* THINGS TO DO *
**a)** Quote the essay on the American South word for word, starting with "Joan Didion, claimed" and going on through "in New York.".
**b)** According to the essay on the American South, what work did most people in the writer's hometown do?
**c)** Render this sentence from the essay on the American South in Spanish: "Looking back at photos is a dangerous game."

* EXTRACT TO READ *

** start **

Looking back at photos is a dangerous game. Nostalgia can be a caustic drug, particularly when loss is involved. Here in the New York winter, those August days in the South feel impossible, unreal, until a picture brings it all back, all of it, the good and the bad, and there were plenty of both.

This is the story of my introduction to the American South. I am a 29-year-old white gay man from the West, born and raised in a small town where most folks were loggers or farmers or worked at Boeing. My West is the poor white West, the rural West, the outsourced, economically depressed West that doesn't seem to exist in the minds of many.

This is the story of my introduction to the American South, but this is not a love story.

Joan Didion, claimed that in New York she was "most comfortable with the company of Southerners. They seemed to be in New York as I was." In my early years in New York I too found myself surrounded by Southerners. Maybe it was a common magnetism that drew us all to here. New York symbolized the great queer adventure, the great queer future, to those of us growing up in the great queer elsewhere. We arrived, refugees, and we found companionship and common experience.

D— was part of this circle that dominated my early years in New York.

** end **

* ITEMS *

** start **

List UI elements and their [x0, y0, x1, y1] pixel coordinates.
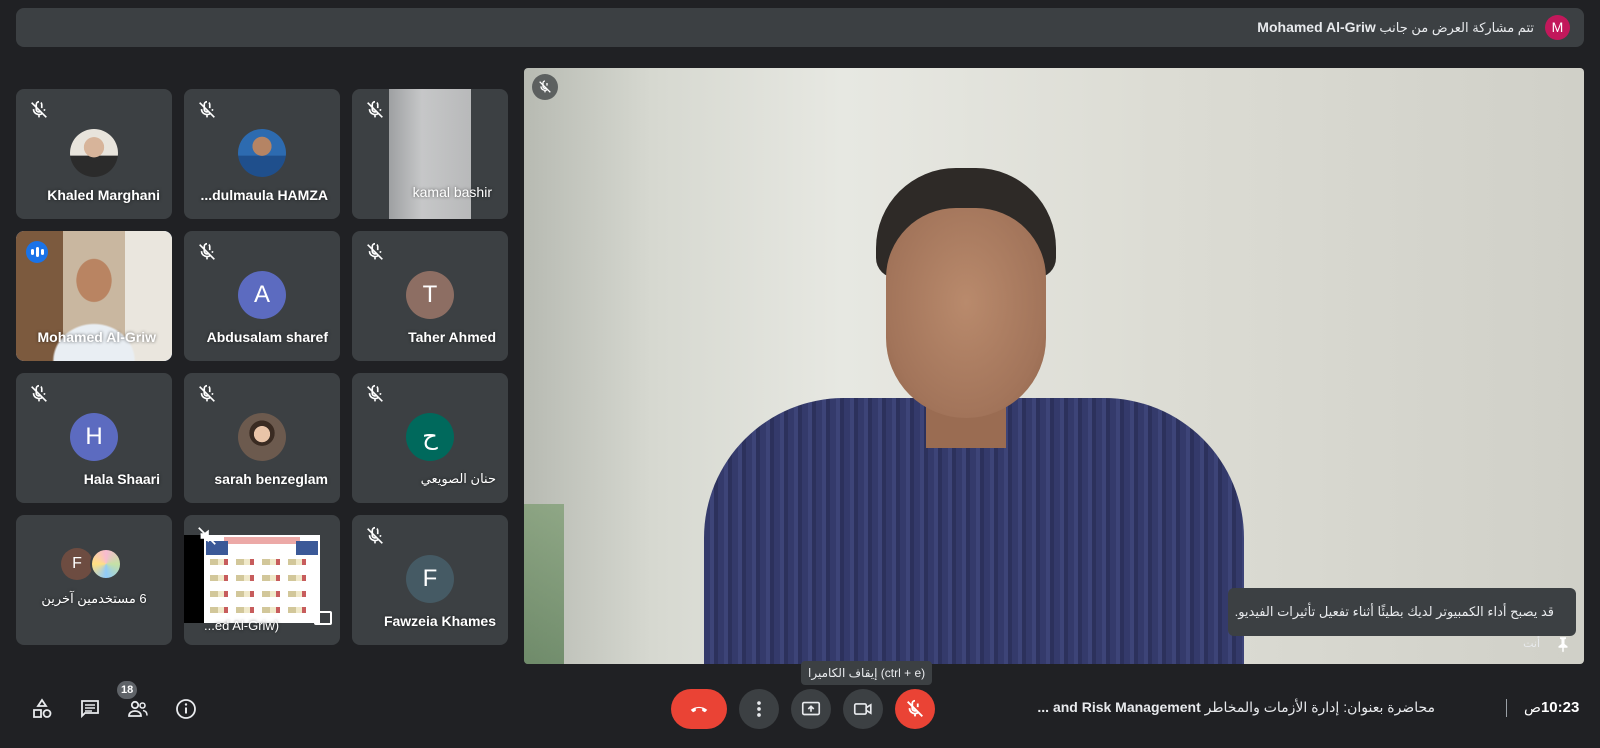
participant-tile-hamza[interactable]: ...dulmaula HAMZA [184, 89, 340, 219]
participant-tile-mohamed[interactable]: Mohamed Al-Griw [16, 231, 172, 361]
pin-icon[interactable] [1554, 634, 1572, 654]
camera-tooltip: إيقاف الكاميرا (ctrl + e) [801, 661, 933, 685]
participant-tile-taher[interactable]: T Taher Ahmed [352, 231, 508, 361]
self-video[interactable]: قد يصبح أداء الكمبيوتر لديك بطيئًا أثناء… [524, 68, 1584, 664]
ampm: ص [1524, 699, 1541, 715]
participant-name: ...dulmaula HAMZA [200, 187, 328, 203]
others-count: 6 مستخدمين آخرين [41, 591, 147, 606]
avatar: F [406, 555, 454, 603]
leave-call-button[interactable] [671, 689, 727, 729]
presenter-avatar: M [1545, 15, 1570, 40]
participant-name: Mohamed Al-Griw [37, 329, 157, 345]
people-icon[interactable] [124, 695, 152, 723]
avatar [238, 129, 286, 177]
avatar [238, 413, 286, 461]
participant-name: Taher Ahmed [408, 329, 496, 345]
avatar [70, 129, 118, 177]
mic-off-icon [364, 99, 386, 121]
mic-off-icon [364, 241, 386, 263]
mic-off-icon [28, 99, 50, 121]
info-icon[interactable] [172, 695, 200, 723]
avatar: F [61, 548, 93, 580]
camera-button[interactable] [843, 689, 883, 729]
present-screen-button[interactable] [791, 689, 831, 729]
participant-tile-kamal[interactable]: kamal bashir [352, 89, 508, 219]
background-plant [524, 504, 564, 664]
performance-warning: قد يصبح أداء الكمبيوتر لديك بطيئًا أثناء… [1228, 588, 1576, 636]
mic-off-icon [28, 383, 50, 405]
presenting-notice: تتم مشاركة العرض من جانب Mohamed Al-Griw [1257, 19, 1534, 36]
presentation-banner: M تتم مشاركة العرض من جانب Mohamed Al-Gr… [16, 8, 1584, 47]
participant-tile-khaled[interactable]: Khaled Marghani [16, 89, 172, 219]
person-face [886, 208, 1046, 418]
present-screen-icon [314, 611, 332, 625]
meeting-title: محاضرة بعنوان: إدارة الأزمات والمخاطر an… [1037, 699, 1435, 716]
avatar: ح [406, 413, 454, 461]
participant-name: Hala Shaari [83, 471, 160, 487]
volume-off-icon [196, 525, 218, 547]
presenter-name: Mohamed Al-Griw [1257, 19, 1376, 35]
chat-icon[interactable] [76, 695, 104, 723]
divider [1506, 699, 1507, 717]
avatar: T [406, 271, 454, 319]
meeting-title-en: and Risk Management ... [1037, 699, 1201, 715]
participant-name: ...ed Al-Griw) [204, 618, 280, 633]
shared-screen-preview [184, 535, 320, 623]
presenting-text: تتم مشاركة العرض من جانب [1379, 20, 1534, 35]
participant-name: Khaled Marghani [47, 187, 160, 203]
slide-thumbnail [204, 535, 320, 623]
participant-name: Abdusalam sharef [206, 329, 328, 345]
mic-off-icon [364, 525, 386, 547]
avatar: A [238, 271, 286, 319]
clock: 10:23ص [1518, 699, 1579, 716]
mic-off-icon [196, 383, 218, 405]
participant-name: kamal bashir [412, 184, 492, 200]
participants-count-badge: 18 [117, 681, 138, 699]
participant-tile-presentation[interactable]: ...ed Al-Griw) [184, 515, 340, 645]
more-options-button[interactable] [739, 689, 779, 729]
participant-name: sarah benzeglam [214, 471, 328, 487]
participant-tile-hanan[interactable]: ح حنان الصويعي [352, 373, 508, 503]
activities-icon[interactable] [28, 695, 56, 723]
participant-tile-fawzeia[interactable]: F Fawzeia Khames [352, 515, 508, 645]
participant-name: حنان الصويعي [420, 471, 496, 486]
mic-off-icon [196, 99, 218, 121]
avatar [90, 548, 122, 580]
self-label: أنت [1523, 638, 1540, 650]
mic-off-icon [364, 383, 386, 405]
avatar: H [70, 413, 118, 461]
time: 10:23 [1540, 699, 1580, 716]
participant-name: Fawzeia Khames [383, 613, 496, 629]
participant-tile-hala[interactable]: H Hala Shaari [16, 373, 172, 503]
other-participants-tile[interactable]: F 6 مستخدمين آخرين [16, 515, 172, 645]
speaking-icon [26, 241, 48, 263]
meeting-title-ar: محاضرة بعنوان: إدارة الأزمات والمخاطر [1204, 699, 1435, 715]
mic-off-icon [532, 74, 558, 100]
participant-tile-abdusalam[interactable]: A Abdusalam sharef [184, 231, 340, 361]
mic-off-icon [196, 241, 218, 263]
microphone-button[interactable] [895, 689, 935, 729]
participant-tile-sarah[interactable]: sarah benzeglam [184, 373, 340, 503]
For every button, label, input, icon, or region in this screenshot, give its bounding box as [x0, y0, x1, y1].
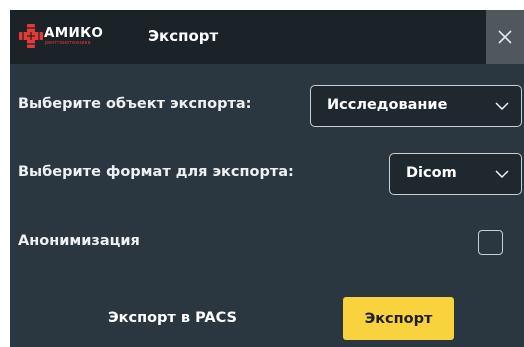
export-dialog: АМИКО рентгенотехника Экспорт Выберите о… [10, 10, 524, 347]
export-format-value: Dicom [406, 165, 457, 181]
chevron-down-icon [495, 170, 509, 178]
amico-logo: АМИКО рентгенотехника [18, 23, 122, 51]
export-button-label: Экспорт [364, 310, 433, 327]
close-icon [498, 30, 512, 44]
titlebar: АМИКО рентгенотехника Экспорт [10, 10, 524, 64]
window-title: Экспорт [148, 27, 219, 45]
logo-subtitle: рентгенотехника [45, 41, 91, 46]
export-object-select[interactable]: Исследование [310, 85, 522, 127]
logo-name: АМИКО [44, 25, 104, 41]
export-object-value: Исследование [327, 97, 448, 113]
export-format-select[interactable]: Dicom [389, 153, 522, 195]
anonymization-label: Анонимизация [18, 233, 140, 249]
close-button[interactable] [486, 10, 524, 64]
export-format-label: Выберите формат для экспорта: [18, 164, 294, 180]
anonymization-checkbox[interactable] [478, 230, 503, 255]
export-button[interactable]: Экспорт [343, 297, 454, 340]
export-to-pacs-button[interactable]: Экспорт в PACS [108, 310, 237, 326]
export-object-label: Выберите объект экспорта: [18, 96, 252, 112]
amico-cross-icon [19, 24, 43, 48]
chevron-down-icon [495, 102, 509, 110]
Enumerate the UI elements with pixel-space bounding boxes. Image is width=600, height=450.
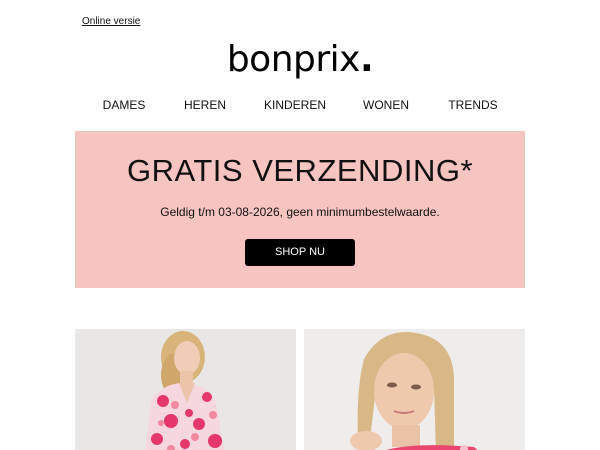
shop-now-button[interactable]: SHOP NU: [245, 239, 355, 266]
logo-dot: .: [359, 39, 374, 80]
nav-item-wonen[interactable]: WONEN: [363, 98, 409, 112]
main-nav: DAMES HEREN KINDEREN WONEN TRENDS: [75, 98, 525, 116]
nav-item-kinderen[interactable]: KINDEREN: [264, 98, 326, 112]
woman-blonde-portrait-photo: [304, 329, 525, 450]
banner-title: GRATIS VERZENDING*: [126, 153, 474, 188]
product-image-floral-dress[interactable]: [75, 329, 296, 450]
free-shipping-banner[interactable]: GRATIS VERZENDING* Geldig t/m 03-08-2026…: [75, 131, 525, 288]
bonprix-logo[interactable]: bonprix.: [0, 38, 600, 82]
nav-item-trends[interactable]: TRENDS: [448, 98, 497, 112]
nav-item-dames[interactable]: DAMES: [103, 98, 146, 112]
logo-text: bonprix: [226, 39, 361, 80]
banner-subtitle: Geldig t/m 03-08-2026, geen minimumbeste…: [160, 205, 440, 219]
nav-item-heren[interactable]: HEREN: [184, 98, 226, 112]
product-image-portrait[interactable]: [304, 329, 525, 450]
woman-pink-floral-dress-photo: [75, 329, 296, 450]
online-version-link[interactable]: Online versie: [82, 16, 140, 27]
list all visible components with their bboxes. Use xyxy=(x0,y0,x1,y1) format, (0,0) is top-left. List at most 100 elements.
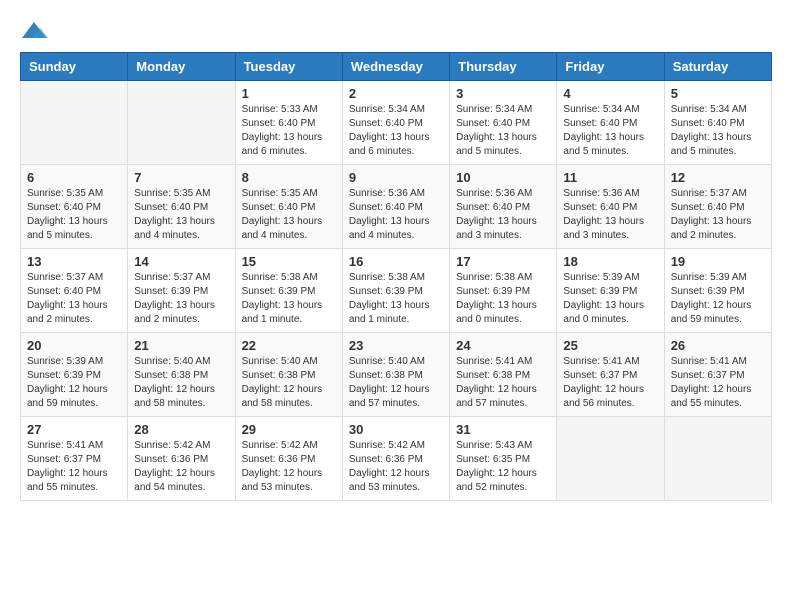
weekday-header: Monday xyxy=(128,53,235,81)
calendar-day-cell: 18 Sunrise: 5:39 AMSunset: 6:39 PMDayligh… xyxy=(557,249,664,333)
page-header xyxy=(20,20,772,42)
day-info: Sunrise: 5:38 AMSunset: 6:39 PMDaylight:… xyxy=(349,271,443,327)
logo-icon xyxy=(20,20,48,42)
calendar-day-cell: 19 Sunrise: 5:39 AMSunset: 6:39 PMDayligh… xyxy=(664,249,771,333)
calendar-day-cell xyxy=(557,417,664,501)
day-info: Sunrise: 5:36 AMSunset: 6:40 PMDaylight:… xyxy=(349,187,443,243)
calendar-day-cell: 11 Sunrise: 5:36 AMSunset: 6:40 PMDayligh… xyxy=(557,165,664,249)
day-info: Sunrise: 5:42 AMSunset: 6:36 PMDaylight:… xyxy=(349,439,443,495)
calendar-day-cell: 31 Sunrise: 5:43 AMSunset: 6:35 PMDayligh… xyxy=(450,417,557,501)
day-number: 20 xyxy=(27,338,121,353)
day-info: Sunrise: 5:34 AMSunset: 6:40 PMDaylight:… xyxy=(456,103,550,159)
calendar-day-cell: 16 Sunrise: 5:38 AMSunset: 6:39 PMDayligh… xyxy=(342,249,449,333)
day-number: 6 xyxy=(27,170,121,185)
calendar-day-cell: 27 Sunrise: 5:41 AMSunset: 6:37 PMDayligh… xyxy=(21,417,128,501)
calendar-day-cell: 14 Sunrise: 5:37 AMSunset: 6:39 PMDayligh… xyxy=(128,249,235,333)
day-info: Sunrise: 5:37 AMSunset: 6:40 PMDaylight:… xyxy=(671,187,765,243)
calendar-day-cell: 12 Sunrise: 5:37 AMSunset: 6:40 PMDayligh… xyxy=(664,165,771,249)
calendar-day-cell: 21Sunrise: 5:40 AMSunset: 6:38 PMDayligh… xyxy=(128,333,235,417)
calendar-day-cell: 13 Sunrise: 5:37 AMSunset: 6:40 PMDayligh… xyxy=(21,249,128,333)
day-number: 28 xyxy=(134,422,228,437)
day-info: Sunrise: 5:38 AMSunset: 6:39 PMDaylight:… xyxy=(242,271,336,327)
day-number: 7 xyxy=(134,170,228,185)
weekday-header: Saturday xyxy=(664,53,771,81)
calendar-day-cell: 1 Sunrise: 5:33 AMSunset: 6:40 PMDaylight… xyxy=(235,81,342,165)
weekday-header: Friday xyxy=(557,53,664,81)
calendar-table: SundayMondayTuesdayWednesdayThursdayFrid… xyxy=(20,52,772,501)
day-info: Sunrise: 5:41 AMSunset: 6:37 PMDaylight:… xyxy=(563,355,657,411)
day-number: 1 xyxy=(242,86,336,101)
day-number: 26 xyxy=(671,338,765,353)
day-info: Sunrise: 5:36 AMSunset: 6:40 PMDaylight:… xyxy=(563,187,657,243)
day-info: Sunrise: 5:34 AMSunset: 6:40 PMDaylight:… xyxy=(671,103,765,159)
calendar-day-cell xyxy=(664,417,771,501)
day-number: 29 xyxy=(242,422,336,437)
day-info: Sunrise: 5:37 AMSunset: 6:39 PMDaylight:… xyxy=(134,271,228,327)
day-number: 24 xyxy=(456,338,550,353)
calendar-week-row: 1 Sunrise: 5:33 AMSunset: 6:40 PMDaylight… xyxy=(21,81,772,165)
calendar-day-cell: 8Sunrise: 5:35 AMSunset: 6:40 PMDaylight… xyxy=(235,165,342,249)
day-info: Sunrise: 5:41 AMSunset: 6:38 PMDaylight:… xyxy=(456,355,550,411)
day-info: Sunrise: 5:35 AMSunset: 6:40 PMDaylight:… xyxy=(134,187,228,243)
day-info: Sunrise: 5:42 AMSunset: 6:36 PMDaylight:… xyxy=(134,439,228,495)
day-number: 3 xyxy=(456,86,550,101)
day-number: 8 xyxy=(242,170,336,185)
calendar-day-cell: 25 Sunrise: 5:41 AMSunset: 6:37 PMDayligh… xyxy=(557,333,664,417)
day-info: Sunrise: 5:38 AMSunset: 6:39 PMDaylight:… xyxy=(456,271,550,327)
calendar-day-cell: 10 Sunrise: 5:36 AMSunset: 6:40 PMDayligh… xyxy=(450,165,557,249)
day-info: Sunrise: 5:36 AMSunset: 6:40 PMDaylight:… xyxy=(456,187,550,243)
day-number: 4 xyxy=(563,86,657,101)
day-number: 9 xyxy=(349,170,443,185)
day-number: 23 xyxy=(349,338,443,353)
calendar-day-cell xyxy=(128,81,235,165)
day-number: 15 xyxy=(242,254,336,269)
day-info: Sunrise: 5:33 AMSunset: 6:40 PMDaylight:… xyxy=(242,103,336,159)
day-info: Sunrise: 5:34 AMSunset: 6:40 PMDaylight:… xyxy=(563,103,657,159)
day-number: 11 xyxy=(563,170,657,185)
day-info: Sunrise: 5:43 AMSunset: 6:35 PMDaylight:… xyxy=(456,439,550,495)
day-number: 16 xyxy=(349,254,443,269)
calendar-day-cell: 26 Sunrise: 5:41 AMSunset: 6:37 PMDayligh… xyxy=(664,333,771,417)
calendar-day-cell: 2 Sunrise: 5:34 AMSunset: 6:40 PMDaylight… xyxy=(342,81,449,165)
weekday-header: Wednesday xyxy=(342,53,449,81)
calendar-day-cell: 30 Sunrise: 5:42 AMSunset: 6:36 PMDayligh… xyxy=(342,417,449,501)
day-info: Sunrise: 5:41 AMSunset: 6:37 PMDaylight:… xyxy=(27,439,121,495)
day-info: Sunrise: 5:42 AMSunset: 6:36 PMDaylight:… xyxy=(242,439,336,495)
day-info: Sunrise: 5:37 AMSunset: 6:40 PMDaylight:… xyxy=(27,271,121,327)
day-number: 25 xyxy=(563,338,657,353)
day-info: Sunrise: 5:41 AMSunset: 6:37 PMDaylight:… xyxy=(671,355,765,411)
logo xyxy=(20,20,52,42)
day-number: 19 xyxy=(671,254,765,269)
day-info: Sunrise: 5:39 AMSunset: 6:39 PMDaylight:… xyxy=(563,271,657,327)
day-number: 18 xyxy=(563,254,657,269)
calendar-day-cell: 28 Sunrise: 5:42 AMSunset: 6:36 PMDayligh… xyxy=(128,417,235,501)
weekday-header: Thursday xyxy=(450,53,557,81)
calendar-day-cell: 24 Sunrise: 5:41 AMSunset: 6:38 PMDayligh… xyxy=(450,333,557,417)
calendar-day-cell: 7 Sunrise: 5:35 AMSunset: 6:40 PMDaylight… xyxy=(128,165,235,249)
calendar-day-cell: 9 Sunrise: 5:36 AMSunset: 6:40 PMDaylight… xyxy=(342,165,449,249)
calendar-day-cell: 4 Sunrise: 5:34 AMSunset: 6:40 PMDaylight… xyxy=(557,81,664,165)
day-number: 2 xyxy=(349,86,443,101)
day-number: 13 xyxy=(27,254,121,269)
calendar-day-cell: 23Sunrise: 5:40 AMSunset: 6:38 PMDayligh… xyxy=(342,333,449,417)
calendar-week-row: 13 Sunrise: 5:37 AMSunset: 6:40 PMDayligh… xyxy=(21,249,772,333)
calendar-header-row: SundayMondayTuesdayWednesdayThursdayFrid… xyxy=(21,53,772,81)
day-number: 10 xyxy=(456,170,550,185)
calendar-day-cell xyxy=(21,81,128,165)
calendar-day-cell: 29 Sunrise: 5:42 AMSunset: 6:36 PMDayligh… xyxy=(235,417,342,501)
day-number: 17 xyxy=(456,254,550,269)
calendar-day-cell: 15 Sunrise: 5:38 AMSunset: 6:39 PMDayligh… xyxy=(235,249,342,333)
calendar-day-cell: 20 Sunrise: 5:39 AMSunset: 6:39 PMDayligh… xyxy=(21,333,128,417)
day-number: 5 xyxy=(671,86,765,101)
day-number: 27 xyxy=(27,422,121,437)
day-number: 30 xyxy=(349,422,443,437)
calendar-day-cell: 22Sunrise: 5:40 AMSunset: 6:38 PMDayligh… xyxy=(235,333,342,417)
day-info: Sunrise: 5:39 AMSunset: 6:39 PMDaylight:… xyxy=(27,355,121,411)
day-info: Sunrise: 5:39 AMSunset: 6:39 PMDaylight:… xyxy=(671,271,765,327)
calendar-week-row: 20 Sunrise: 5:39 AMSunset: 6:39 PMDayligh… xyxy=(21,333,772,417)
day-number: 14 xyxy=(134,254,228,269)
day-number: 31 xyxy=(456,422,550,437)
day-number: 12 xyxy=(671,170,765,185)
calendar-week-row: 27 Sunrise: 5:41 AMSunset: 6:37 PMDayligh… xyxy=(21,417,772,501)
day-info: Sunrise: 5:34 AMSunset: 6:40 PMDaylight:… xyxy=(349,103,443,159)
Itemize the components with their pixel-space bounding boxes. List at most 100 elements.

** end **

* SOLUTION LIST *
**a)**
Joan Didion, claimed that in New York she was "most comfortable with the company of Southerners. They seemed to be in New York as I was." In my early years in New York I too found myself surrounded by Southerners. Maybe it was a common magnetism that drew us all to here. New York symbolized the great queer adventure, the great queer future, to those of us growing up in the great queer elsewhere. We arrived, refugees, and we found companionship and common experience.

D— was part of this circle that dominated my early years in New York.

**b)** They were loggers or farmers or worked at Boeing.

**c)** Volver a mirar fotos es un juego peligroso.